Passage ▸
====

Re: [PATCH 2/3] RT: Cache cpus_allowed weight for optimizing migration

Steven Rostedt <rostedt@xxxxxxxxxxx> · Thu, 25 Oct 2007 11:48:14 -0400 (EDT)

--
On Thu, 25 Oct 2007, Gregory Haskins wrote:

> Some RT tasks (particularly kthreads) are bound to one specific CPU.
> It is fairly common for one or more bound tasks to get queued up at the
> same time.  Consider, for instance, softirq_timer and softirq_sched.  A
> timer goes off in an ISR which schedules softirq_thread to run at RT50.
> Then during the handling of the timer, the system determines that it's
> time to smp-rebalance the system so it schedules softirq_sched to run
> from within the softirq_timer kthread context. So we are in a situation
> where we have two RT50 tasks queued, and the system will go into
> rt-overload condition to request other CPUs for help.

====

Material provided ▸
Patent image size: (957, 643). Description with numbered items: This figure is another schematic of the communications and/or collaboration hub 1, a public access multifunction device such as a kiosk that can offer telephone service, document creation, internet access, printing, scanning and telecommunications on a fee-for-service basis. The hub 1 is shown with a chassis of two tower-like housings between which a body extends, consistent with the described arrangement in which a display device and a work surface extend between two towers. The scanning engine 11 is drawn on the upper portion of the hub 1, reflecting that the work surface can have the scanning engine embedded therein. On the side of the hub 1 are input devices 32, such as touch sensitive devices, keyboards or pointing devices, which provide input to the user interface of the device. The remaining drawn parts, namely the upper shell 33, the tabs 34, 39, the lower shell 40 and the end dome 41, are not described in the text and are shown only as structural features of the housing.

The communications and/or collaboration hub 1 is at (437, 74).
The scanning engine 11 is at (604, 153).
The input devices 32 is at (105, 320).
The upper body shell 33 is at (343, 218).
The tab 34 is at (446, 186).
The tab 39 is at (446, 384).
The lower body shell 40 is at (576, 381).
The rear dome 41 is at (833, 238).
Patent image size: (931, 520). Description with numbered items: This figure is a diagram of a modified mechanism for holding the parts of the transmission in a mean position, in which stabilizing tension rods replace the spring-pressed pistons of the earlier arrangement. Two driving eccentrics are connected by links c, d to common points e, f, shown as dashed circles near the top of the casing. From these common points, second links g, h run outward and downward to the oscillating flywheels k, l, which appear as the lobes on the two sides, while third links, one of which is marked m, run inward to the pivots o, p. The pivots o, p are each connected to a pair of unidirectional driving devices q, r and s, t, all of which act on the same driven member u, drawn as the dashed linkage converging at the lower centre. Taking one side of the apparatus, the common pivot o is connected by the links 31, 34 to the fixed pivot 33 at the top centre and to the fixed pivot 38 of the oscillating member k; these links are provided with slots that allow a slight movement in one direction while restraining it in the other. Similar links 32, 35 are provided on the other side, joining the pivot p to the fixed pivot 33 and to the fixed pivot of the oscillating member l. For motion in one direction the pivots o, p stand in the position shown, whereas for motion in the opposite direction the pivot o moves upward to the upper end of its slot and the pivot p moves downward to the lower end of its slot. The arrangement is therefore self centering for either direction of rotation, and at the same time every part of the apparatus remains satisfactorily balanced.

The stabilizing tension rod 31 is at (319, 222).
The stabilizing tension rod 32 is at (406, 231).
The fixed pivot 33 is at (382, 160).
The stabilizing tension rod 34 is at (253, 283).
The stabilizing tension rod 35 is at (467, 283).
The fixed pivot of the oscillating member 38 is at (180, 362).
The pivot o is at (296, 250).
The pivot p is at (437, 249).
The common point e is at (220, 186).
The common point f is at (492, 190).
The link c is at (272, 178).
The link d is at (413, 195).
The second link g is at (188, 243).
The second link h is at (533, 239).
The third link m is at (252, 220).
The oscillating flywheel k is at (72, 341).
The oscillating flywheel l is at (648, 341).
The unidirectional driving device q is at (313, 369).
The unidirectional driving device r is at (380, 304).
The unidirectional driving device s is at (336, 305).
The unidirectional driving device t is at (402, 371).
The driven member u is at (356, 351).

====

Stated problem ▸ List every kthread name in the patch reply that contains an underscore. The rows play no part in this.

Final result ▸ softirq_timer, softirq_sched, softirq_thread